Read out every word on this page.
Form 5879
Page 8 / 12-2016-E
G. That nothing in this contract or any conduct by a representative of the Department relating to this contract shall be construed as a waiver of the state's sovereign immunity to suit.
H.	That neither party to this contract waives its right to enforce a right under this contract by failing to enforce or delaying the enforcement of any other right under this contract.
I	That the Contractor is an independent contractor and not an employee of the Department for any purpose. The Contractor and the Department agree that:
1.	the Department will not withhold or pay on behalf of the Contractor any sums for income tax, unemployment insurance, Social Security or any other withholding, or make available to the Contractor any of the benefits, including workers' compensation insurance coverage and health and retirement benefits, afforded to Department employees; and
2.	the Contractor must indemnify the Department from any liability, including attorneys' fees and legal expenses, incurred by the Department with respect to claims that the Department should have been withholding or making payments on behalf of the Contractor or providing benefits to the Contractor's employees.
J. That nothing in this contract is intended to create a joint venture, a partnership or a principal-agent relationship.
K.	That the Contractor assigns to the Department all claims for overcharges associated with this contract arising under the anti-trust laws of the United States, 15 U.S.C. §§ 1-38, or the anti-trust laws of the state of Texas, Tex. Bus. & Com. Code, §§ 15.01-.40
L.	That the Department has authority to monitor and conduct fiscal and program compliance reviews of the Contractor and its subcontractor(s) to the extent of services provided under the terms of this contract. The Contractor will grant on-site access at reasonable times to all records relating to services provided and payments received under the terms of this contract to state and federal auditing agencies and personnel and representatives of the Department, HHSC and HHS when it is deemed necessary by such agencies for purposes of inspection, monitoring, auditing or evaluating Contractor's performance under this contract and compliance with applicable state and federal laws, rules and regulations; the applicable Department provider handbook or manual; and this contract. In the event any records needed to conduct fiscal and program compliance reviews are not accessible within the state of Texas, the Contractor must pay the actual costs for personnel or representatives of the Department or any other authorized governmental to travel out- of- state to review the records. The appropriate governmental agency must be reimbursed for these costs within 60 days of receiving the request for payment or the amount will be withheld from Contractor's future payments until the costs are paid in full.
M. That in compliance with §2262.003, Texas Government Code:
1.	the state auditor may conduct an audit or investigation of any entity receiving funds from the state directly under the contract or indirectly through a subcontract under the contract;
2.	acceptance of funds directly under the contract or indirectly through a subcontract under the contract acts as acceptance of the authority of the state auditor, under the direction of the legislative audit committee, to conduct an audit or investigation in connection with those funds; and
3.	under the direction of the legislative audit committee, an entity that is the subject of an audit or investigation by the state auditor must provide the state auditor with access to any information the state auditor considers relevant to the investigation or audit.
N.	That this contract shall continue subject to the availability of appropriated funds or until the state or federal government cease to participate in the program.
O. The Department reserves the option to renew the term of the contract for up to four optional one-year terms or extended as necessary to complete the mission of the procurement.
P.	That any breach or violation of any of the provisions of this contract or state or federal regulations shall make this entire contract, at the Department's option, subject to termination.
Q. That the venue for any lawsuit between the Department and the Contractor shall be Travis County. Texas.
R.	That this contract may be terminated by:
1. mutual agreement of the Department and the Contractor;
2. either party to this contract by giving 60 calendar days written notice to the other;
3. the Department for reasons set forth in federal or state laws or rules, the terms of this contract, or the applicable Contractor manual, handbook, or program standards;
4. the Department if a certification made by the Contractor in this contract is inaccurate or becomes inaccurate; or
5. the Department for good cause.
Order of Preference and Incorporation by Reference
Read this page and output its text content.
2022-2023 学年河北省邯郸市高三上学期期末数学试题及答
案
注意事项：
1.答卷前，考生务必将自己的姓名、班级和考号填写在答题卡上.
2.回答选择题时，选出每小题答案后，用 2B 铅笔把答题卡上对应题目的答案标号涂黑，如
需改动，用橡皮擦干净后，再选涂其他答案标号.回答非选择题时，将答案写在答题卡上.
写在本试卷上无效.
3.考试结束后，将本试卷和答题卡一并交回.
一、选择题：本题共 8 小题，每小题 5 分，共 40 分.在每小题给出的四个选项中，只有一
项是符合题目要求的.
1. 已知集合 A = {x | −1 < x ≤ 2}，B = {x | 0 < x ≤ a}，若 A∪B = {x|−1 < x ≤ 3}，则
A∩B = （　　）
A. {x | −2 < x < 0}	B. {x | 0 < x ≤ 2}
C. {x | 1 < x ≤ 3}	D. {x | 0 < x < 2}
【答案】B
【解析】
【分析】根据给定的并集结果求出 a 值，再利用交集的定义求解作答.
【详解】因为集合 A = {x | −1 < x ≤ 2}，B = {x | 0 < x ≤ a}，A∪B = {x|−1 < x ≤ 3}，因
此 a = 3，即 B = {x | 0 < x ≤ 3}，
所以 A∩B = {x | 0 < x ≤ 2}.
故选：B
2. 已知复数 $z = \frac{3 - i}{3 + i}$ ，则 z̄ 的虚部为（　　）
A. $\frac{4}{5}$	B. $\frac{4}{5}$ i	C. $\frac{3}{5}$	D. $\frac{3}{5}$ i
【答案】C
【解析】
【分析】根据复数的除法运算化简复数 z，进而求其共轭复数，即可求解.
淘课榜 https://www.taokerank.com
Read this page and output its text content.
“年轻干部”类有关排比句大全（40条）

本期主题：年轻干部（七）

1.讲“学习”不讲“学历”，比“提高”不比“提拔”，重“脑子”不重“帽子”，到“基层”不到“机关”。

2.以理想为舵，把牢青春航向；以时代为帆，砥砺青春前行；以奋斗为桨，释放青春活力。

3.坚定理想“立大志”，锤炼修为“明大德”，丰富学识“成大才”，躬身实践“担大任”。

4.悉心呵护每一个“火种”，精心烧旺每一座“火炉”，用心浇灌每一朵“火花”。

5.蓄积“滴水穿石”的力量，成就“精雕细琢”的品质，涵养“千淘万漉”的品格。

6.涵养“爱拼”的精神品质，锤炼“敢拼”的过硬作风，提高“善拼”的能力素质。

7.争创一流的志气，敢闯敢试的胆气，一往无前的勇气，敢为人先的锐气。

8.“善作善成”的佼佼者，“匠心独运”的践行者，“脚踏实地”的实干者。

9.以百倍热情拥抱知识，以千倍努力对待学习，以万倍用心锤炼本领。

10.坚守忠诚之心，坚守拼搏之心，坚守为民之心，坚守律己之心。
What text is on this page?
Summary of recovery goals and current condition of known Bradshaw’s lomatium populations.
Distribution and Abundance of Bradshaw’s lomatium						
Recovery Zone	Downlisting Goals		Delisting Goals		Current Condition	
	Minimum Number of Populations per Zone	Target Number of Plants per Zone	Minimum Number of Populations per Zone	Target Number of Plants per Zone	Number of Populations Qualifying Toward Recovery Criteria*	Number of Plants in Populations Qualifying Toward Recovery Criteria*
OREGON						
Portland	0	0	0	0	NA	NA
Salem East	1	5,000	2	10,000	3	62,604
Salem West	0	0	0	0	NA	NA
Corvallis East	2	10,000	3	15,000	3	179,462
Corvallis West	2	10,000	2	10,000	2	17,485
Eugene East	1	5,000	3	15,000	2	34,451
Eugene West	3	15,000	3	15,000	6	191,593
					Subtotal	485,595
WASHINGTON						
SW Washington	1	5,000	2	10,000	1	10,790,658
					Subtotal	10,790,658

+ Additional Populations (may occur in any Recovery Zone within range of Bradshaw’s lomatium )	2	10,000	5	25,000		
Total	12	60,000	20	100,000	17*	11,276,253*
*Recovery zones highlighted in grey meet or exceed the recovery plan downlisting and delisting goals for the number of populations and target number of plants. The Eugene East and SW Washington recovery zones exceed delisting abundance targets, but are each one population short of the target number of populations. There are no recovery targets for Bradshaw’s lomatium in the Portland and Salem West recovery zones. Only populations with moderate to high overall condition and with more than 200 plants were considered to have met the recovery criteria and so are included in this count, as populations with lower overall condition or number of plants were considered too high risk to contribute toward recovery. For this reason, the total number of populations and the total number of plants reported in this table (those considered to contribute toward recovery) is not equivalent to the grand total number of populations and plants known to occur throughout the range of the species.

▬▬▬

• _Given exercise_
Copy each line from the records above that includes the string "party".

• _Solution for this exercise_
H.	That neither party to this contract waives its right to enforce a right under this contract by failing to enforce or delaying the enforcement of any other right under this contract.
2. either party to this contract by giving 60 calendar days written notice to the other;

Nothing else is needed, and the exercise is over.